==== DATA FOR THIS TASK

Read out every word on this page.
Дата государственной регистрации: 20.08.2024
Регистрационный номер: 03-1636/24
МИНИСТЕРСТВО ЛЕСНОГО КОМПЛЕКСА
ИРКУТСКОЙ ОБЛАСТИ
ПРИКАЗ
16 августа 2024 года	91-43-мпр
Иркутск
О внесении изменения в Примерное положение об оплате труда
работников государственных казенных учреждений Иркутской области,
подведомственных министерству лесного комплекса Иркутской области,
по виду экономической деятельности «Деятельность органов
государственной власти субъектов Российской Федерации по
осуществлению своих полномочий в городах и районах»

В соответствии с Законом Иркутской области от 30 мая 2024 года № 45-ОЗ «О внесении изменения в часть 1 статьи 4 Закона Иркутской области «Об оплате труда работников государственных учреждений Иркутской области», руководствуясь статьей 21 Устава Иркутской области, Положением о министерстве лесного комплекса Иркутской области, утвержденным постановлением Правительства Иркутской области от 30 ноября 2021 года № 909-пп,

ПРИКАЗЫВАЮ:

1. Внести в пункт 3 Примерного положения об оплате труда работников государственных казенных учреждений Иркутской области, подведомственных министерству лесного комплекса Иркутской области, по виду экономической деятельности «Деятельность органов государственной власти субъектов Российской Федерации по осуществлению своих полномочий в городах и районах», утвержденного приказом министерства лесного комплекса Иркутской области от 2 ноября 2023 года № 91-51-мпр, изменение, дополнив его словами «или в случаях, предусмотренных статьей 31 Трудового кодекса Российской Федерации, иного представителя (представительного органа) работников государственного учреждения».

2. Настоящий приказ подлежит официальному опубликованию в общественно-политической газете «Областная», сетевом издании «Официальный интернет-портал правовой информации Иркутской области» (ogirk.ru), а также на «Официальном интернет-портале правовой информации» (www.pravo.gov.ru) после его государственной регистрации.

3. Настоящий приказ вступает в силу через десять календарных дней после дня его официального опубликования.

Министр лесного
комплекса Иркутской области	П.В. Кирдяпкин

========

▸ **STATED TASK**: Reproduce the listing above verbatim, from first line to last.

▸ **OUTPUT FOR THIS TASK**:
Read out every word on this page.
Дата государственной регистрации: 20.08.2024
Регистрационный номер: 03-1636/24
МИНИСТЕРСТВО ЛЕСНОГО КОМПЛЕКСА
ИРКУТСКОЙ ОБЛАСТИ
ПРИКАЗ
16 августа 2024 года	91-43-мпр
Иркутск
О внесении изменения в Примерное положение об оплате труда
работников государственных казенных учреждений Иркутской области,
подведомственных министерству лесного комплекса Иркутской области,
по виду экономической деятельности «Деятельность органов
государственной власти субъектов Российской Федерации по
осуществлению своих полномочий в городах и районах»

В соответствии с Законом Иркутской области от 30 мая 2024 года № 45-ОЗ «О внесении изменения в часть 1 статьи 4 Закона Иркутской области «Об оплате труда работников государственных учреждений Иркутской области», руководствуясь статьей 21 Устава Иркутской области, Положением о министерстве лесного комплекса Иркутской области, утвержденным постановлением Правительства Иркутской области от 30 ноября 2021 года № 909-пп,

ПРИКАЗЫВАЮ:

1. Внести в пункт 3 Примерного положения об оплате труда работников государственных казенных учреждений Иркутской области, подведомственных министерству лесного комплекса Иркутской области, по виду экономической деятельности «Деятельность органов государственной власти субъектов Российской Федерации по осуществлению своих полномочий в городах и районах», утвержденного приказом министерства лесного комплекса Иркутской области от 2 ноября 2023 года № 91-51-мпр, изменение, дополнив его словами «или в случаях, предусмотренных статьей 31 Трудового кодекса Российской Федерации, иного представителя (представительного органа) работников государственного учреждения».

2. Настоящий приказ подлежит официальному опубликованию в общественно-политической газете «Областная», сетевом издании «Официальный интернет-портал правовой информации Иркутской области» (ogirk.ru), а также на «Официальном интернет-портале правовой информации» (www.pravo.gov.ru) после его государственной регистрации.

3. Настоящий приказ вступает в силу через десять календарных дней после дня его официального опубликования.

Министр лесного
комплекса Иркутской области	П.В. Кирдяпкин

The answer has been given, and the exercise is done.